Element location data
--------------------------------
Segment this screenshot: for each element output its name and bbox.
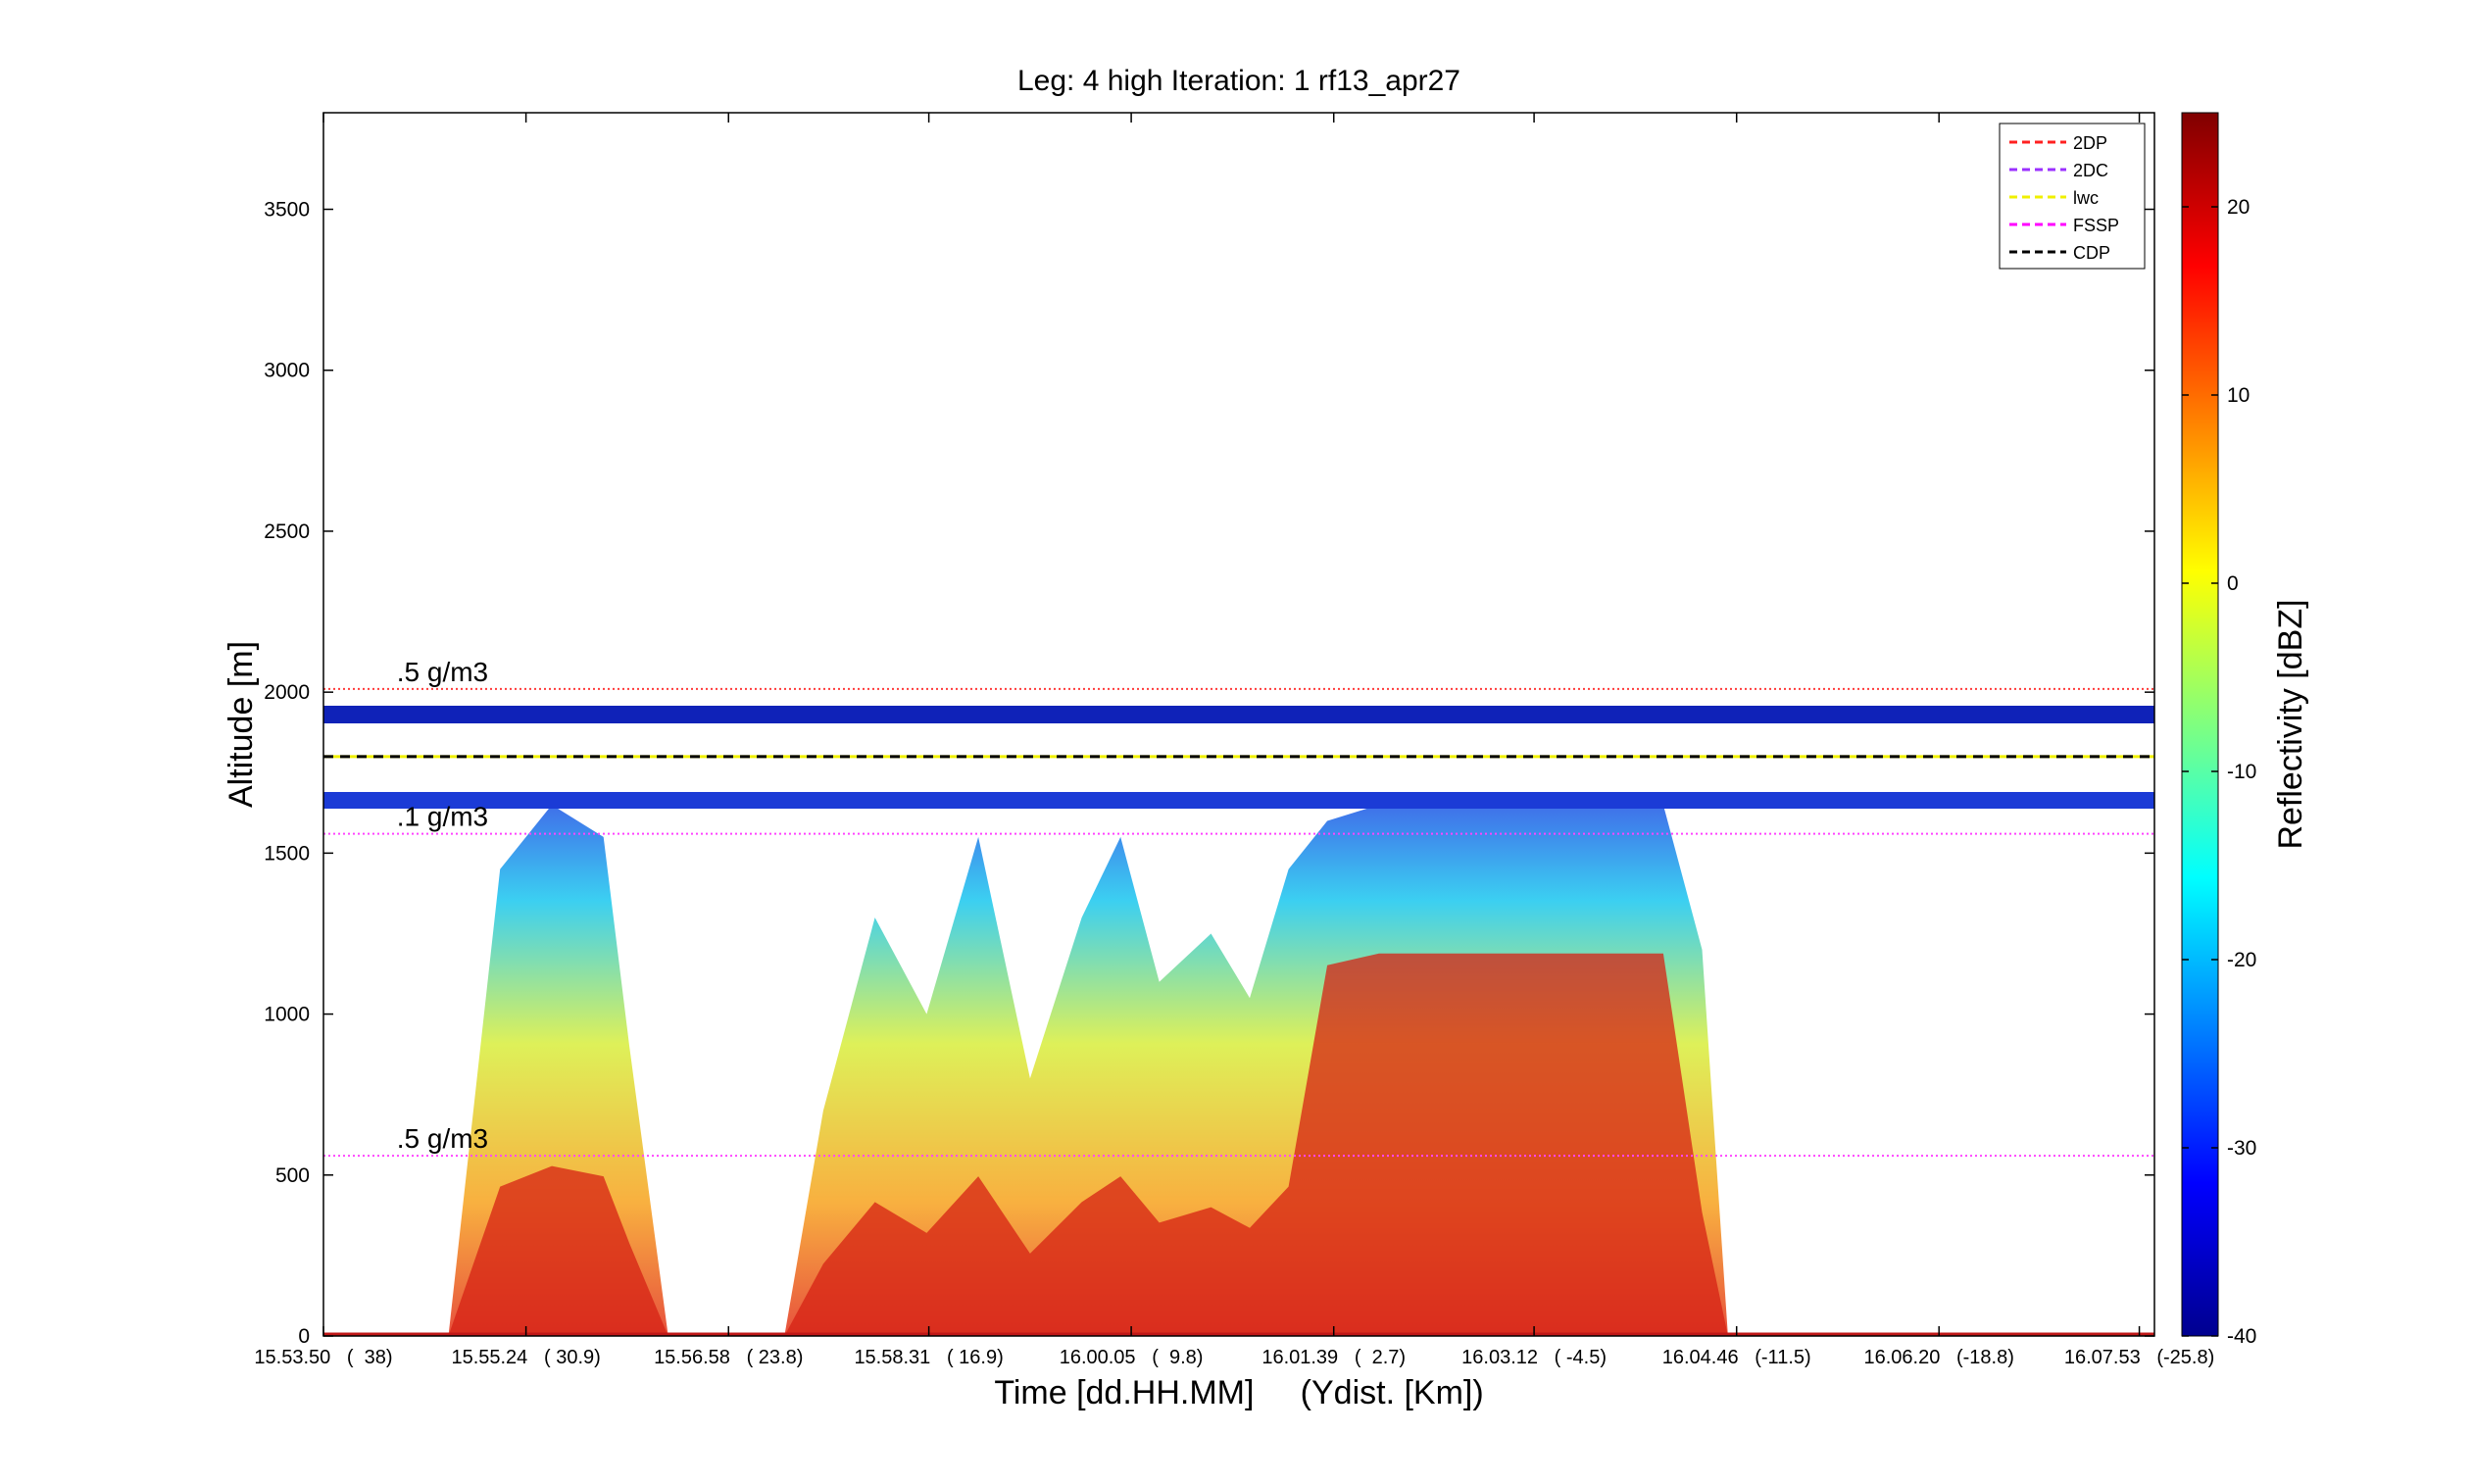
- legend-entry: 2DC: [2073, 161, 2108, 180]
- x-tick-label: 16.03.12 ( -4.5): [1461, 1347, 1607, 1368]
- legend-box: [1999, 123, 2146, 270]
- legend-entry: lwc: [2073, 188, 2099, 208]
- chart-title: Leg: 4 high Iteration: 1 rf13_apr27: [1017, 65, 1460, 97]
- high-reflectivity-core: [323, 953, 2154, 1336]
- reference-line-label: .5 g/m3: [397, 657, 488, 687]
- legend: 2DP 2DC lwc FSSP CDP: [1999, 123, 2146, 270]
- colorbar-tick-label: -30: [2227, 1137, 2256, 1160]
- x-tick-label: 15.56.58 ( 23.8): [654, 1347, 803, 1368]
- reference-line-label: .5 g/m3: [397, 1123, 488, 1154]
- x-tick-label: 16.01.39 ( 2.7): [1261, 1347, 1406, 1368]
- reference-line-label: .1 g/m3: [397, 802, 488, 832]
- y-tick-label: 3500: [264, 199, 310, 222]
- colorbar-tick-label: -20: [2227, 949, 2256, 971]
- x-tick-label: 16.07.53 (-25.8): [2064, 1347, 2214, 1368]
- colorbar: -40 -30 -20 -10 0 10 20: [2181, 112, 2256, 1348]
- reference-lines: [323, 687, 2154, 1158]
- upper-noise-band: [323, 706, 2154, 723]
- x-tick-label: 16.04.46 (-11.5): [1662, 1347, 1811, 1368]
- legend-entry: 2DP: [2073, 133, 2107, 153]
- colorbar-tick-label: 20: [2227, 196, 2250, 219]
- colorbar-tick-label: -10: [2227, 761, 2256, 783]
- x-tick-label: 16.06.20 (-18.8): [1863, 1347, 2013, 1368]
- y-tick-label: 1000: [264, 1004, 310, 1026]
- x-tick-label: 16.00.05 ( 9.8): [1060, 1347, 1204, 1368]
- x-tick-label: 15.55.24 ( 30.9): [451, 1347, 600, 1368]
- colorbar-gradient: [2181, 112, 2219, 1337]
- x-axis-label: Time [dd.HH.MM] (Ydist. [Km]): [994, 1374, 1483, 1411]
- colorbar-tick-label: -40: [2227, 1325, 2256, 1348]
- y-tick-label: 500: [275, 1164, 310, 1187]
- plot-area: 0 500 1000 1500 2000 2500 3000 3500 15.53.50 ( …: [254, 112, 2214, 1368]
- colorbar-label: Reflectivity [dBZ]: [2272, 599, 2309, 849]
- x-axis-ticks: 15.53.50 ( 38) 15.55.24 ( 30.9) 15.56.58 (…: [254, 113, 2214, 1368]
- legend-entry: CDP: [2073, 243, 2110, 263]
- y-tick-label: 2500: [264, 520, 310, 543]
- y-tick-label: 3000: [264, 360, 310, 382]
- y-axis-label: Altitude [m]: [223, 641, 260, 808]
- plot-frame: [322, 112, 2155, 1337]
- colorbar-tick-label: 0: [2227, 572, 2239, 595]
- y-tick-label: 2000: [264, 681, 310, 704]
- y-axis-ticks: 0 500 1000 1500 2000 2500 3000 3500: [264, 199, 2154, 1348]
- x-tick-label: 15.58.31 ( 16.9): [854, 1347, 1003, 1368]
- y-tick-label: 1500: [264, 842, 310, 865]
- x-tick-label: 15.53.50 ( 38): [254, 1347, 392, 1368]
- legend-entry: FSSP: [2073, 216, 2119, 235]
- y-tick-label: 0: [298, 1325, 310, 1348]
- lower-noise-band: [323, 792, 2154, 809]
- colorbar-tick-label: 10: [2227, 384, 2250, 407]
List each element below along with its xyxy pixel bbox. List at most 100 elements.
--------------------------------
WRITTEN PROBLEM
Find every line in the material above that contains the string `ticks`, matching case exactly, and copy each of those lines.

TASK OUTPUT
- x-axis-ticks: 15.53.50 ( 38) 15.55.24 ( 30.9) 15.56.58 (…: [254, 113, 2214, 1368]
- y-axis-ticks: 0 500 1000 1500 2000 2500 3000 3500: [264, 199, 2154, 1348]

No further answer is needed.